• _Exercise requirements_
Below is a set of records; restate each one word for word.

(Items listed in a dataset)
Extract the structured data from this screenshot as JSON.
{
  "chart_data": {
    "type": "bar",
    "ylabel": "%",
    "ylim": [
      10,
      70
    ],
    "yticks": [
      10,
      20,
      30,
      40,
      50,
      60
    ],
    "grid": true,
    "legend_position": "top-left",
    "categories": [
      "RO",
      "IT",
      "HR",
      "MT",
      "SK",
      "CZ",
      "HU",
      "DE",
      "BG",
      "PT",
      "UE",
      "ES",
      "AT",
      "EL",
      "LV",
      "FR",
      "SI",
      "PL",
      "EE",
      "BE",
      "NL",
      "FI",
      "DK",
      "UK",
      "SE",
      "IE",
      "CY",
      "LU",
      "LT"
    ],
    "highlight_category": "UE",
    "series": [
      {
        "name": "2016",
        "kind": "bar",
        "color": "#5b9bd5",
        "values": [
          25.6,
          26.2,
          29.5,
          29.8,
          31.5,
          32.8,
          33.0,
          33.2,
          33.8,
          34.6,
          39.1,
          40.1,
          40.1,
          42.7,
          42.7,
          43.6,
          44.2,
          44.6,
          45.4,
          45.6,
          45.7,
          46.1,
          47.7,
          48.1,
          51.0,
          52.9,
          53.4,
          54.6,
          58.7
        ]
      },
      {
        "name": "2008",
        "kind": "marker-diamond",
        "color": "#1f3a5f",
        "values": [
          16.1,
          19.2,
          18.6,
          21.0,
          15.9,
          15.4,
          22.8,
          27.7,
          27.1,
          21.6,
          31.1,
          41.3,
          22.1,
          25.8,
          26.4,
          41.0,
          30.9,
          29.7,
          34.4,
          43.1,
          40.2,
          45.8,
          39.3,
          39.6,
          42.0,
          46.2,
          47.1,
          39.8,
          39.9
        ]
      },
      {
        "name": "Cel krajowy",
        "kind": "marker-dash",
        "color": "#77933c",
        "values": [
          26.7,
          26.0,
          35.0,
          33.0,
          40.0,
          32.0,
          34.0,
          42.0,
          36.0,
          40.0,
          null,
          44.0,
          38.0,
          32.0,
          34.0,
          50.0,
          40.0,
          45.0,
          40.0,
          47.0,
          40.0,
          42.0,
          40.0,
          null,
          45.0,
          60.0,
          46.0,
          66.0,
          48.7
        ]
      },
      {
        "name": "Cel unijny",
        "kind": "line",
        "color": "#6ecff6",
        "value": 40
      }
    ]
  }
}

• _Exercise solution_
Extract the structured data from this screenshot as JSON.
{
  "chart_data": {
    "type": "bar",
    "ylabel": "%",
    "ylim": [
      10,
      70
    ],
    "yticks": [
      10,
      20,
      30,
      40,
      50,
      60
    ],
    "grid": true,
    "legend_position": "top-left",
    "categories": [
      "RO",
      "IT",
      "HR",
      "MT",
      "SK",
      "CZ",
      "HU",
      "DE",
      "BG",
      "PT",
      "UE",
      "ES",
      "AT",
      "EL",
      "LV",
      "FR",
      "SI",
      "PL",
      "EE",
      "BE",
      "NL",
      "FI",
      "DK",
      "UK",
      "SE",
      "IE",
      "CY",
      "LU",
      "LT"
    ],
    "highlight_category": "UE",
    "series": [
      {
        "name": "2016",
        "kind": "bar",
        "color": "#5b9bd5",
        "values": [
          25.6,
          26.2,
          29.5,
          29.8,
          31.5,
          32.8,
          33.0,
          33.2,
          33.8,
          34.6,
          39.1,
          40.1,
          40.1,
          42.7,
          42.7,
          43.6,
          44.2,
          44.6,
          45.4,
          45.6,
          45.7,
          46.1,
          47.7,
          48.1,
          51.0,
          52.9,
          53.4,
          54.6,
          58.7
        ]
      },
      {
        "name": "2008",
        "kind": "marker-diamond",
        "color": "#1f3a5f",
        "values": [
          16.1,
          19.2,
          18.6,
          21.0,
          15.9,
          15.4,
          22.8,
          27.7,
          27.1,
          21.6,
          31.1,
          41.3,
          22.1,
          25.8,
          26.4,
          41.0,
          30.9,
          29.7,
          34.4,
          43.1,
          40.2,
          45.8,
          39.3,
          39.6,
          42.0,
          46.2,
          47.1,
          39.8,
          39.9
        ]
      },
      {
        "name": "Cel krajowy",
        "kind": "marker-dash",
        "color": "#77933c",
        "values": [
          26.7,
          26.0,
          35.0,
          33.0,
          40.0,
          32.0,
          34.0,
          42.0,
          36.0,
          40.0,
          null,
          44.0,
          38.0,
          32.0,
          34.0,
          50.0,
          40.0,
          45.0,
          40.0,
          47.0,
          40.0,
          42.0,
          40.0,
          null,
          45.0,
          60.0,
          46.0,
          66.0,
          48.7
        ]
      },
      {
        "name": "Cel unijny",
        "kind": "line",
        "color": "#6ecff6",
        "value": 40
      }
    ]
  }
}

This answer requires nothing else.